■ The task ■
Please list all lines of the material below in which the string "Transformation" occurs.

[[ Data listing, beginning ]]

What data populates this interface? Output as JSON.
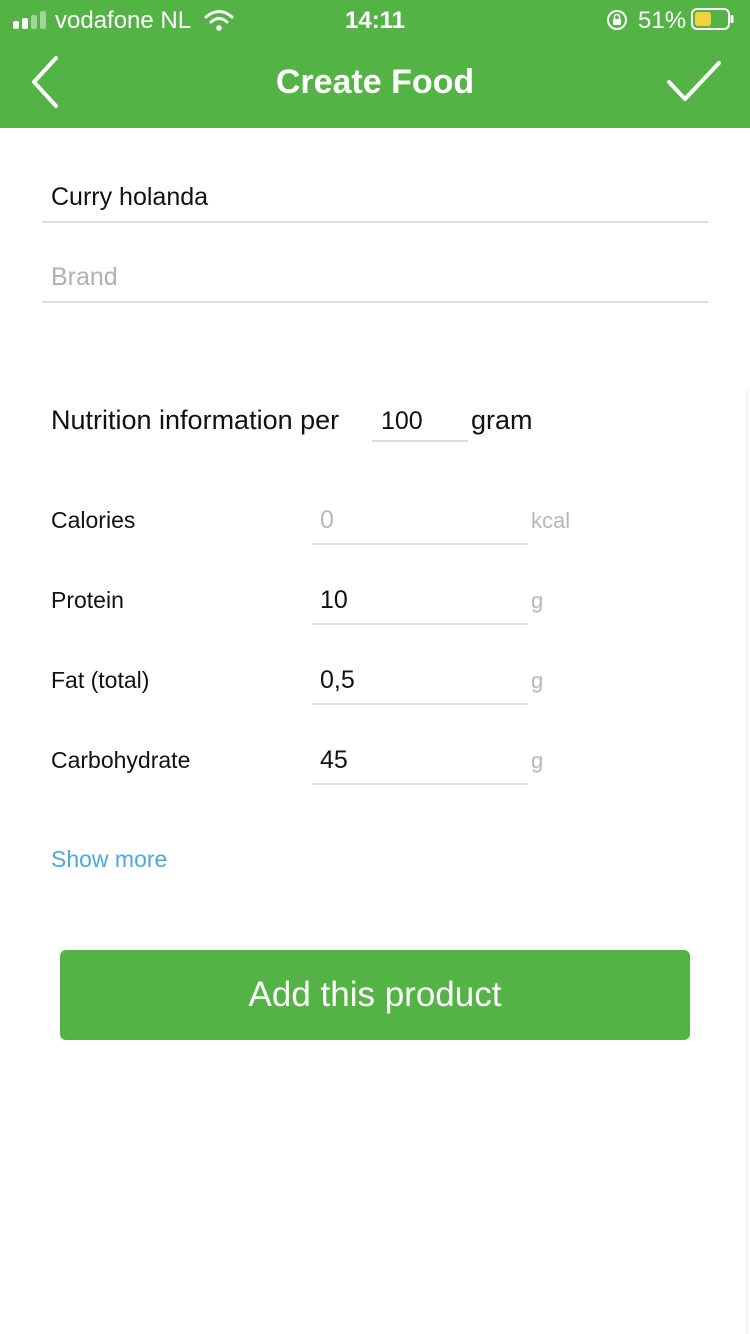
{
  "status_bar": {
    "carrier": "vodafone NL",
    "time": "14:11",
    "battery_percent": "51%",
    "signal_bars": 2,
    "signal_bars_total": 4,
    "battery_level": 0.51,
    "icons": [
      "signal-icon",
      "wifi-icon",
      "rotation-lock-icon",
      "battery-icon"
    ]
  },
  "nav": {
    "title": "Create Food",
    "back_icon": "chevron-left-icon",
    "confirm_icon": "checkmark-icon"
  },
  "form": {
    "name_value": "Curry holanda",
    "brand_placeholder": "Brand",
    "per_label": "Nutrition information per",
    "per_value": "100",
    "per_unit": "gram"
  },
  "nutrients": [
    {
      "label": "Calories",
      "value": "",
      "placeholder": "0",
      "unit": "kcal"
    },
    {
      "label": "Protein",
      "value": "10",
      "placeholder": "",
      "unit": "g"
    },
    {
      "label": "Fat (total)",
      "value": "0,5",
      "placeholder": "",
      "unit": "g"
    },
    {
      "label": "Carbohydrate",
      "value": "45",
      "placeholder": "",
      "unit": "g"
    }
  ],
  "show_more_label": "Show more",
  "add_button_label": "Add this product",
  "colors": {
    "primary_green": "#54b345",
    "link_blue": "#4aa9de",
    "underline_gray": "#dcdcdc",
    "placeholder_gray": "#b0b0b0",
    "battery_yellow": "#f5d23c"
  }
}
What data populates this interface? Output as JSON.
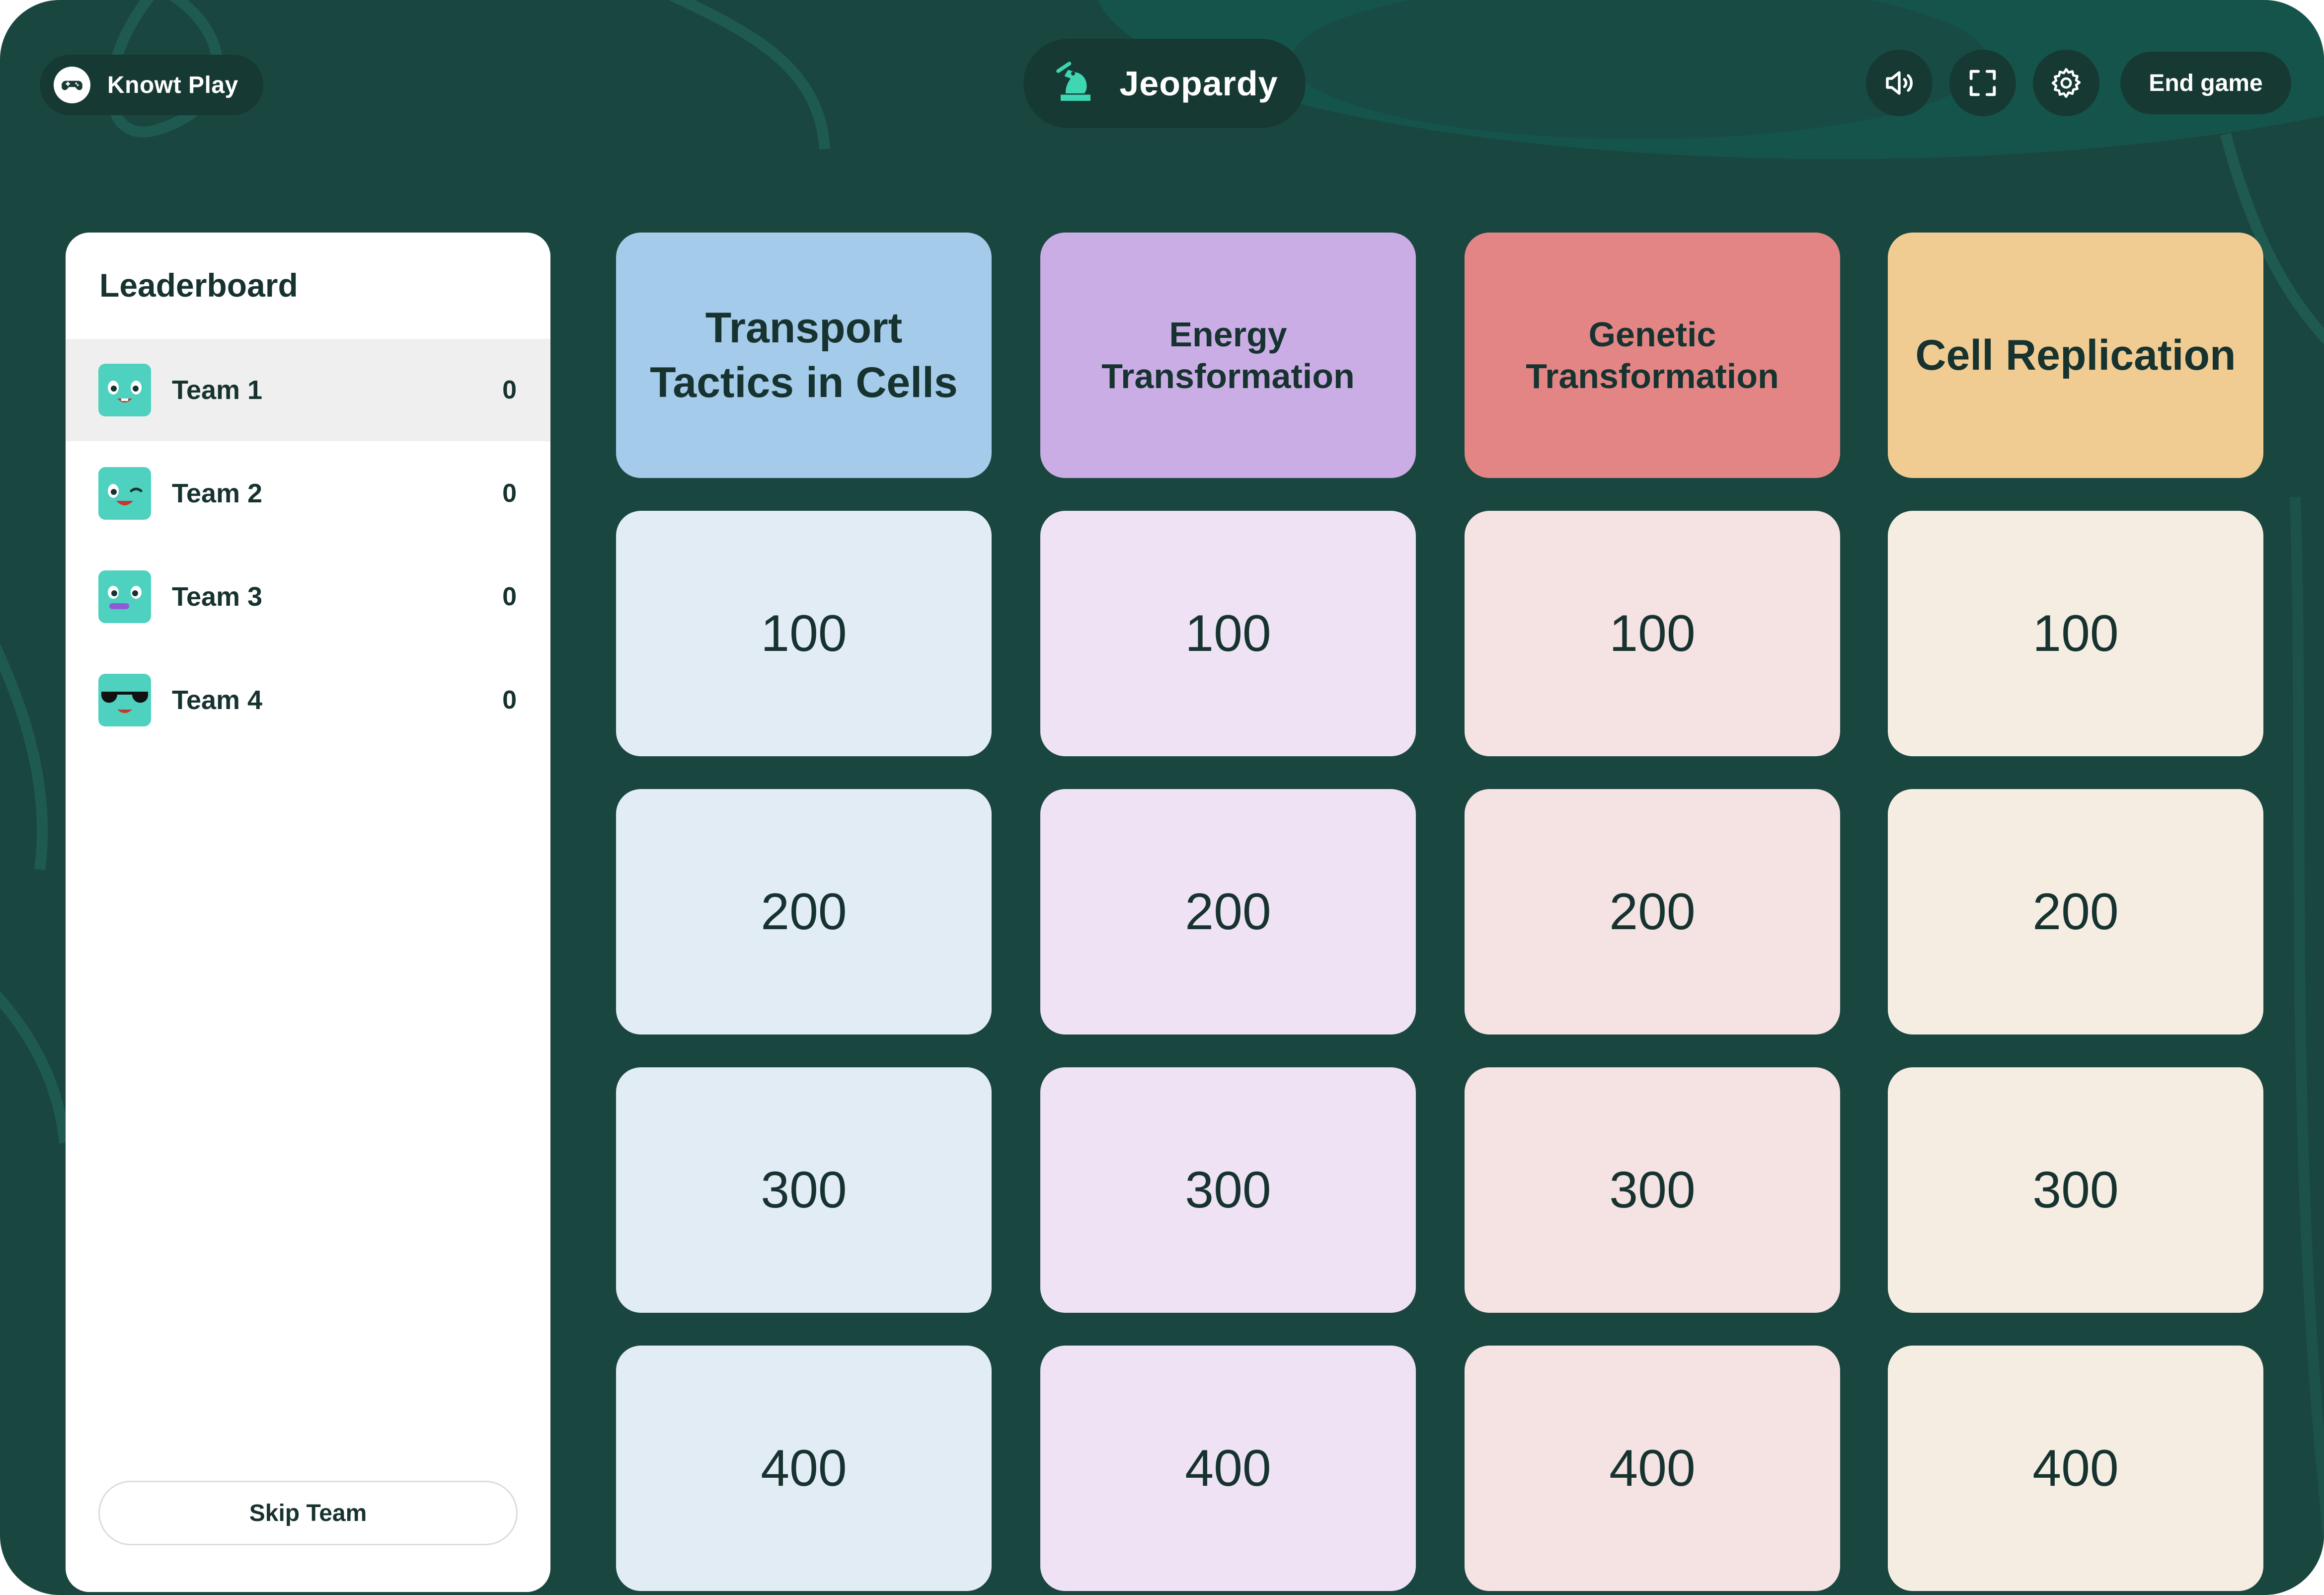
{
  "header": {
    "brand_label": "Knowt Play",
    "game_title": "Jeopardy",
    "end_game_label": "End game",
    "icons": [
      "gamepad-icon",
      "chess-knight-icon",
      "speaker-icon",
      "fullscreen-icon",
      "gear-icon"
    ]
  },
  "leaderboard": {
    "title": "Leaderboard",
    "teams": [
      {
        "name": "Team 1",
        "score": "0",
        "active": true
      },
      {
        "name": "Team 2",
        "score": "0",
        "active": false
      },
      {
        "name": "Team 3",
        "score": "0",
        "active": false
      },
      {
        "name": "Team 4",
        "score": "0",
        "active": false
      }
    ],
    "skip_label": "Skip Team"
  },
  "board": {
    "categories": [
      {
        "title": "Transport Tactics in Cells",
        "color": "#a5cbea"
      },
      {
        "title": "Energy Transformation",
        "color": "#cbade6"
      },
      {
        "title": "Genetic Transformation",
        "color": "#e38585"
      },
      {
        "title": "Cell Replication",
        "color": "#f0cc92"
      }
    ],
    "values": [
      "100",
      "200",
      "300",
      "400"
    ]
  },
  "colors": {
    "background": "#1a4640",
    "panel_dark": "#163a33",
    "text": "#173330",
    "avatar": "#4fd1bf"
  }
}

[[ Data listing, end ]]

■ Exercise solution ■
        "title": "Energy Transformation",
        "title": "Genetic Transformation",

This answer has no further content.